[start Source material]

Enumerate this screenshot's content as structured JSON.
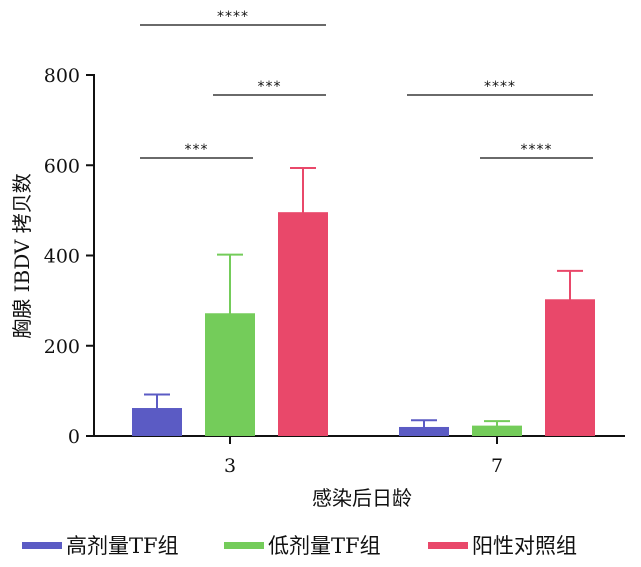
{
  "chart_data": {
    "type": "bar",
    "title": "",
    "xlabel": "感染后日龄",
    "ylabel": "胸腺 IBDV 拷贝数",
    "categories": [
      "3",
      "7"
    ],
    "ylim": [
      0,
      800
    ],
    "yticks": [
      0,
      200,
      400,
      600,
      800
    ],
    "grid": false,
    "legend_position": "bottom",
    "series": [
      {
        "name": "高剂量TF组",
        "color": "#5b5bc4",
        "values": [
          62,
          20
        ],
        "errors": [
          30,
          15
        ]
      },
      {
        "name": "低剂量TF组",
        "color": "#74cc5a",
        "values": [
          272,
          23
        ],
        "errors": [
          130,
          10
        ]
      },
      {
        "name": "阳性对照组",
        "color": "#e9486a",
        "values": [
          496,
          303
        ],
        "errors": [
          98,
          63
        ]
      }
    ],
    "significance": [
      {
        "category": "3",
        "from_series": 0,
        "to_series": 1,
        "label": "***"
      },
      {
        "category": "3",
        "from_series": 1,
        "to_series": 2,
        "label": "***"
      },
      {
        "category": "3",
        "from_series": 0,
        "to_series": 2,
        "label": "****"
      },
      {
        "category": "7",
        "from_series": 1,
        "to_series": 2,
        "label": "****"
      },
      {
        "category": "7",
        "from_series": 0,
        "to_series": 2,
        "label": "****"
      }
    ]
  }
}
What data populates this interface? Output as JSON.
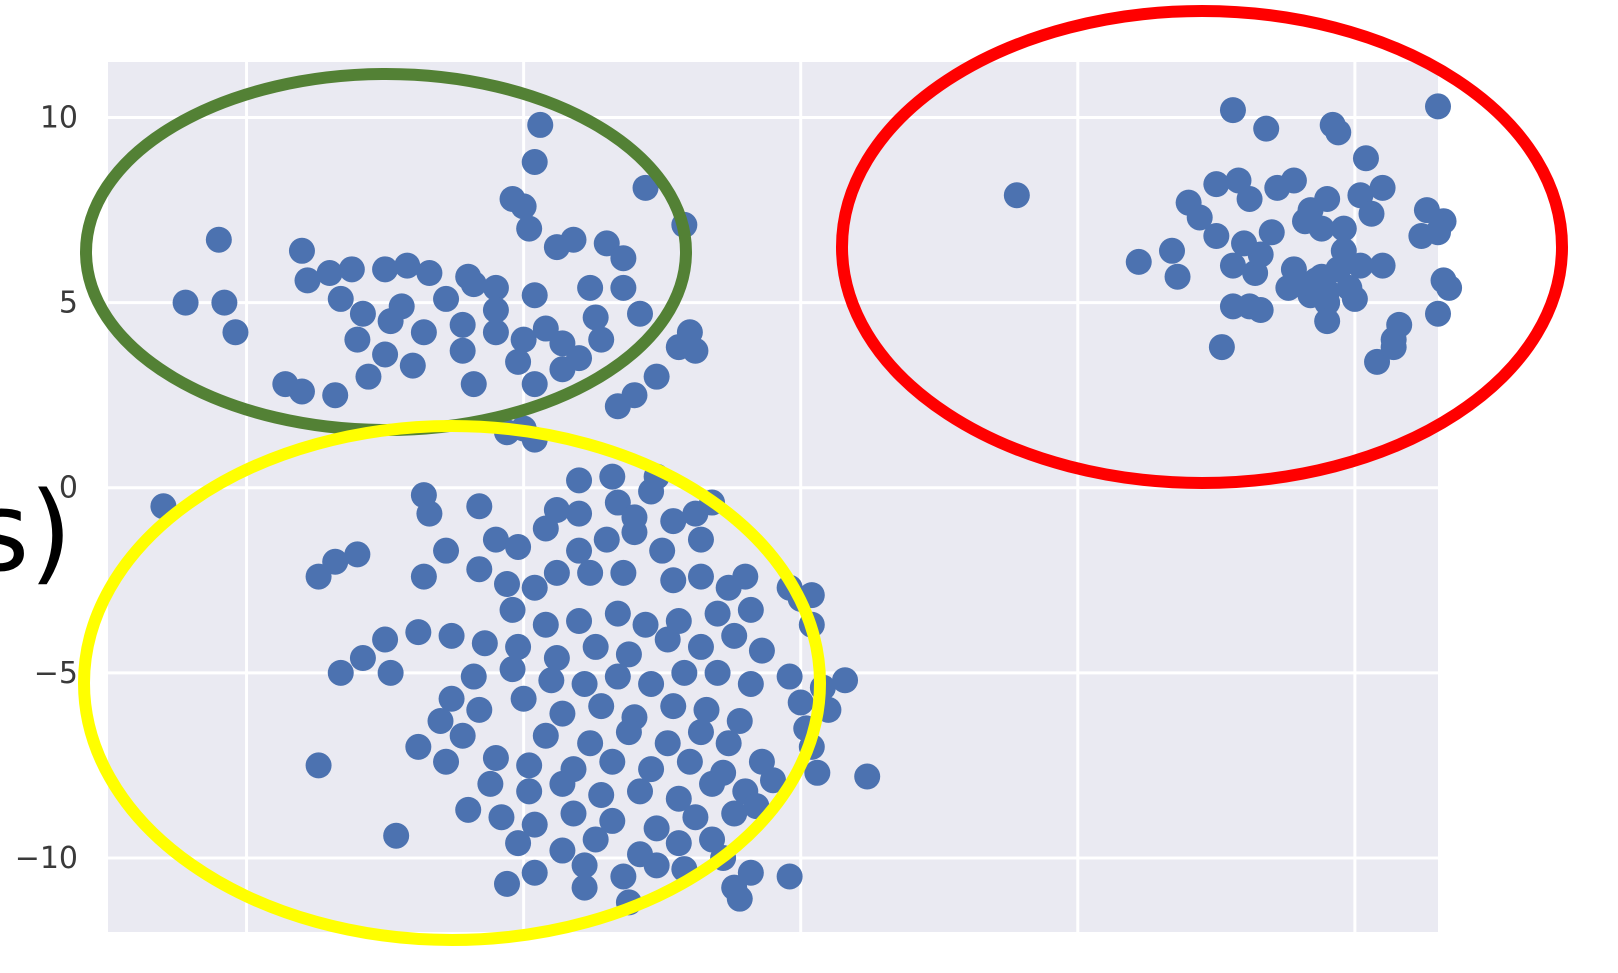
{
  "page_fragment_text": "s)",
  "chart_data": {
    "type": "scatter",
    "title": "",
    "xlabel": "",
    "ylabel": "",
    "xlim": [
      -10,
      14
    ],
    "ylim": [
      -12,
      11.5
    ],
    "yticks": [
      10,
      5,
      0,
      -5,
      -10
    ],
    "ytick_labels": [
      "10",
      "5",
      "0",
      "−5",
      "−10"
    ],
    "xgrid": [
      -7.5,
      -2.5,
      2.5,
      7.5,
      12.5
    ],
    "grid": true,
    "marker_color": "#4c72b0",
    "background": "#eaeaf2",
    "points": [
      [
        -2.2,
        9.8
      ],
      [
        -2.3,
        8.8
      ],
      [
        -2.7,
        7.8
      ],
      [
        -2.5,
        7.6
      ],
      [
        -2.4,
        7
      ],
      [
        -0.3,
        8.1
      ],
      [
        0.4,
        7.1
      ],
      [
        -8.0,
        6.7
      ],
      [
        -8.6,
        5.0
      ],
      [
        -7.9,
        5.0
      ],
      [
        -7.7,
        4.2
      ],
      [
        -6.5,
        6.4
      ],
      [
        -6.4,
        5.6
      ],
      [
        -6.0,
        5.8
      ],
      [
        -5.6,
        5.9
      ],
      [
        -5.0,
        5.9
      ],
      [
        -4.2,
        5.8
      ],
      [
        -3.5,
        5.7
      ],
      [
        -3.0,
        5.4
      ],
      [
        -2.3,
        5.2
      ],
      [
        -1.9,
        6.5
      ],
      [
        -1.6,
        6.7
      ],
      [
        -1.0,
        6.6
      ],
      [
        -0.7,
        6.2
      ],
      [
        -0.7,
        5.4
      ],
      [
        -1.3,
        5.4
      ],
      [
        -5.8,
        5.1
      ],
      [
        -5.4,
        4.7
      ],
      [
        -4.9,
        4.5
      ],
      [
        -4.3,
        4.2
      ],
      [
        -3.6,
        4.4
      ],
      [
        -3.0,
        4.2
      ],
      [
        -2.5,
        4.0
      ],
      [
        -1.8,
        3.9
      ],
      [
        -1.2,
        4.6
      ],
      [
        -1.1,
        4.0
      ],
      [
        -0.4,
        4.7
      ],
      [
        0.5,
        4.2
      ],
      [
        -5.5,
        4.0
      ],
      [
        -5.0,
        3.6
      ],
      [
        -4.5,
        3.3
      ],
      [
        -3.6,
        3.7
      ],
      [
        -2.6,
        3.4
      ],
      [
        -1.8,
        3.2
      ],
      [
        -6.8,
        2.8
      ],
      [
        -6.5,
        2.6
      ],
      [
        -5.9,
        2.5
      ],
      [
        -5.3,
        3.0
      ],
      [
        -3.4,
        2.8
      ],
      [
        -2.3,
        2.8
      ],
      [
        -0.1,
        3.0
      ],
      [
        -0.5,
        2.5
      ],
      [
        -0.8,
        2.2
      ],
      [
        0.3,
        3.8
      ],
      [
        0.6,
        3.7
      ],
      [
        -2.5,
        1.6
      ],
      [
        -3.0,
        4.8
      ],
      [
        -3.9,
        5.1
      ],
      [
        -4.7,
        4.9
      ],
      [
        -2.1,
        4.3
      ],
      [
        -3.4,
        5.5
      ],
      [
        -1.5,
        3.5
      ],
      [
        -4.6,
        6.0
      ],
      [
        -2.8,
        1.5
      ],
      [
        -2.3,
        1.3
      ],
      [
        -9.0,
        -0.5
      ],
      [
        10.3,
        10.2
      ],
      [
        10.9,
        9.7
      ],
      [
        12.1,
        9.8
      ],
      [
        12.2,
        9.6
      ],
      [
        12.7,
        8.9
      ],
      [
        14.0,
        10.3
      ],
      [
        6.4,
        7.9
      ],
      [
        9.5,
        7.7
      ],
      [
        9.7,
        7.3
      ],
      [
        10.0,
        8.2
      ],
      [
        10.4,
        8.3
      ],
      [
        10.6,
        7.8
      ],
      [
        11.1,
        8.1
      ],
      [
        11.4,
        8.3
      ],
      [
        11.7,
        7.5
      ],
      [
        12.0,
        7.8
      ],
      [
        12.6,
        7.9
      ],
      [
        12.8,
        7.4
      ],
      [
        13.0,
        8.1
      ],
      [
        10.0,
        6.8
      ],
      [
        10.5,
        6.6
      ],
      [
        11.0,
        6.9
      ],
      [
        11.6,
        7.2
      ],
      [
        12.3,
        7.0
      ],
      [
        13.8,
        7.5
      ],
      [
        14.1,
        7.2
      ],
      [
        14.0,
        6.9
      ],
      [
        13.7,
        6.8
      ],
      [
        9.2,
        6.4
      ],
      [
        8.6,
        6.1
      ],
      [
        9.3,
        5.7
      ],
      [
        10.3,
        6.0
      ],
      [
        10.7,
        5.8
      ],
      [
        11.4,
        5.9
      ],
      [
        11.8,
        5.6
      ],
      [
        12.2,
        5.9
      ],
      [
        12.6,
        6.0
      ],
      [
        13.0,
        6.0
      ],
      [
        11.3,
        5.4
      ],
      [
        11.7,
        5.2
      ],
      [
        12.0,
        5.0
      ],
      [
        12.4,
        5.4
      ],
      [
        12.5,
        5.1
      ],
      [
        10.3,
        4.9
      ],
      [
        10.6,
        4.9
      ],
      [
        10.8,
        4.8
      ],
      [
        11.5,
        5.5
      ],
      [
        12.0,
        5.3
      ],
      [
        12.0,
        4.5
      ],
      [
        13.3,
        4.4
      ],
      [
        13.2,
        4.0
      ],
      [
        14.0,
        4.7
      ],
      [
        14.1,
        5.6
      ],
      [
        14.2,
        5.4
      ],
      [
        10.1,
        3.8
      ],
      [
        12.9,
        3.4
      ],
      [
        13.2,
        3.8
      ],
      [
        11.9,
        7.0
      ],
      [
        12.3,
        6.4
      ],
      [
        10.8,
        6.3
      ],
      [
        11.9,
        5.7
      ],
      [
        -1.5,
        0.2
      ],
      [
        -0.9,
        0.3
      ],
      [
        -0.2,
        -0.1
      ],
      [
        -0.1,
        0.3
      ],
      [
        -0.8,
        -0.4
      ],
      [
        0.9,
        -0.4
      ],
      [
        -4.3,
        -0.2
      ],
      [
        -4.2,
        -0.7
      ],
      [
        -3.3,
        -0.5
      ],
      [
        -1.9,
        -0.6
      ],
      [
        -1.5,
        -0.7
      ],
      [
        -0.5,
        -0.8
      ],
      [
        0.2,
        -0.9
      ],
      [
        0.6,
        -0.7
      ],
      [
        -6.2,
        -2.4
      ],
      [
        -5.9,
        -2.0
      ],
      [
        -5.5,
        -1.8
      ],
      [
        -4.3,
        -2.4
      ],
      [
        -3.9,
        -1.7
      ],
      [
        -3.3,
        -2.2
      ],
      [
        -3.0,
        -1.4
      ],
      [
        -2.6,
        -1.6
      ],
      [
        -2.1,
        -1.1
      ],
      [
        -1.5,
        -1.7
      ],
      [
        -1.0,
        -1.4
      ],
      [
        -0.5,
        -1.2
      ],
      [
        0.0,
        -1.7
      ],
      [
        0.7,
        -1.4
      ],
      [
        -2.8,
        -2.6
      ],
      [
        -2.3,
        -2.7
      ],
      [
        -1.9,
        -2.3
      ],
      [
        -1.3,
        -2.3
      ],
      [
        -0.7,
        -2.3
      ],
      [
        0.2,
        -2.5
      ],
      [
        0.7,
        -2.4
      ],
      [
        1.2,
        -2.7
      ],
      [
        1.5,
        -2.4
      ],
      [
        2.3,
        -2.7
      ],
      [
        2.7,
        -2.9
      ],
      [
        -2.7,
        -3.3
      ],
      [
        -2.1,
        -3.7
      ],
      [
        -1.5,
        -3.6
      ],
      [
        -0.8,
        -3.4
      ],
      [
        -0.3,
        -3.7
      ],
      [
        0.3,
        -3.6
      ],
      [
        1.0,
        -3.4
      ],
      [
        1.6,
        -3.3
      ],
      [
        -5.0,
        -4.1
      ],
      [
        -4.4,
        -3.9
      ],
      [
        -3.8,
        -4.0
      ],
      [
        -3.2,
        -4.2
      ],
      [
        -2.6,
        -4.3
      ],
      [
        -1.9,
        -4.6
      ],
      [
        -1.2,
        -4.3
      ],
      [
        -0.6,
        -4.5
      ],
      [
        0.1,
        -4.1
      ],
      [
        0.7,
        -4.3
      ],
      [
        1.3,
        -4.0
      ],
      [
        1.8,
        -4.4
      ],
      [
        -5.8,
        -5.0
      ],
      [
        -5.4,
        -4.6
      ],
      [
        -4.9,
        -5.0
      ],
      [
        -3.4,
        -5.1
      ],
      [
        -2.7,
        -4.9
      ],
      [
        -2.0,
        -5.2
      ],
      [
        -1.4,
        -5.3
      ],
      [
        -0.8,
        -5.1
      ],
      [
        -0.2,
        -5.3
      ],
      [
        0.4,
        -5.0
      ],
      [
        1.0,
        -5.0
      ],
      [
        1.6,
        -5.3
      ],
      [
        2.3,
        -5.1
      ],
      [
        2.9,
        -5.4
      ],
      [
        -3.8,
        -5.7
      ],
      [
        -3.3,
        -6.0
      ],
      [
        -2.5,
        -5.7
      ],
      [
        -1.8,
        -6.1
      ],
      [
        -1.1,
        -5.9
      ],
      [
        -0.5,
        -6.2
      ],
      [
        0.2,
        -5.9
      ],
      [
        0.8,
        -6.0
      ],
      [
        1.4,
        -6.3
      ],
      [
        2.5,
        -5.8
      ],
      [
        -4.0,
        -6.3
      ],
      [
        -3.6,
        -6.7
      ],
      [
        -2.1,
        -6.7
      ],
      [
        -1.3,
        -6.9
      ],
      [
        -0.6,
        -6.6
      ],
      [
        0.1,
        -6.9
      ],
      [
        0.7,
        -6.6
      ],
      [
        1.2,
        -6.9
      ],
      [
        2.6,
        -6.5
      ],
      [
        -4.4,
        -7.0
      ],
      [
        -3.9,
        -7.4
      ],
      [
        -3.0,
        -7.3
      ],
      [
        -2.4,
        -7.5
      ],
      [
        -1.6,
        -7.6
      ],
      [
        -0.9,
        -7.4
      ],
      [
        -0.2,
        -7.6
      ],
      [
        0.5,
        -7.4
      ],
      [
        1.1,
        -7.7
      ],
      [
        1.8,
        -7.4
      ],
      [
        -3.1,
        -8.0
      ],
      [
        -2.4,
        -8.2
      ],
      [
        -1.8,
        -8.0
      ],
      [
        -1.1,
        -8.3
      ],
      [
        -0.4,
        -8.2
      ],
      [
        0.3,
        -8.4
      ],
      [
        0.9,
        -8.0
      ],
      [
        1.5,
        -8.2
      ],
      [
        2.0,
        -7.9
      ],
      [
        2.8,
        -7.7
      ],
      [
        -3.5,
        -8.7
      ],
      [
        -2.9,
        -8.9
      ],
      [
        -2.3,
        -9.1
      ],
      [
        -1.6,
        -8.8
      ],
      [
        -0.9,
        -9.0
      ],
      [
        -0.1,
        -9.2
      ],
      [
        0.6,
        -8.9
      ],
      [
        1.3,
        -8.8
      ],
      [
        1.7,
        -8.6
      ],
      [
        -2.6,
        -9.6
      ],
      [
        -1.8,
        -9.8
      ],
      [
        -1.2,
        -9.5
      ],
      [
        -0.4,
        -9.9
      ],
      [
        0.3,
        -9.6
      ],
      [
        0.9,
        -9.5
      ],
      [
        1.1,
        -10.0
      ],
      [
        -2.3,
        -10.4
      ],
      [
        -1.4,
        -10.2
      ],
      [
        -0.7,
        -10.5
      ],
      [
        -0.1,
        -10.2
      ],
      [
        0.4,
        -10.3
      ],
      [
        -6.2,
        -7.5
      ],
      [
        -4.8,
        -9.4
      ],
      [
        1.3,
        -10.8
      ],
      [
        1.6,
        -10.4
      ],
      [
        1.4,
        -11.1
      ],
      [
        -2.8,
        -10.7
      ],
      [
        -1.4,
        -10.8
      ],
      [
        -0.6,
        -11.2
      ],
      [
        2.3,
        -10.5
      ],
      [
        2.7,
        -7.0
      ],
      [
        3.3,
        -5.2
      ],
      [
        3.7,
        -7.8
      ],
      [
        3.0,
        -6.0
      ],
      [
        2.5,
        -3.0
      ],
      [
        2.7,
        -3.7
      ]
    ],
    "annotations": [
      {
        "shape": "ellipse",
        "color": "#538135"
      },
      {
        "shape": "ellipse",
        "color": "#ff0000"
      },
      {
        "shape": "ellipse",
        "color": "#ffff00"
      }
    ]
  }
}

[end Source material]

• [Aim]
Your answer should be a single number: the count of lines in the data that include the word "JSON".

• [Solution]
2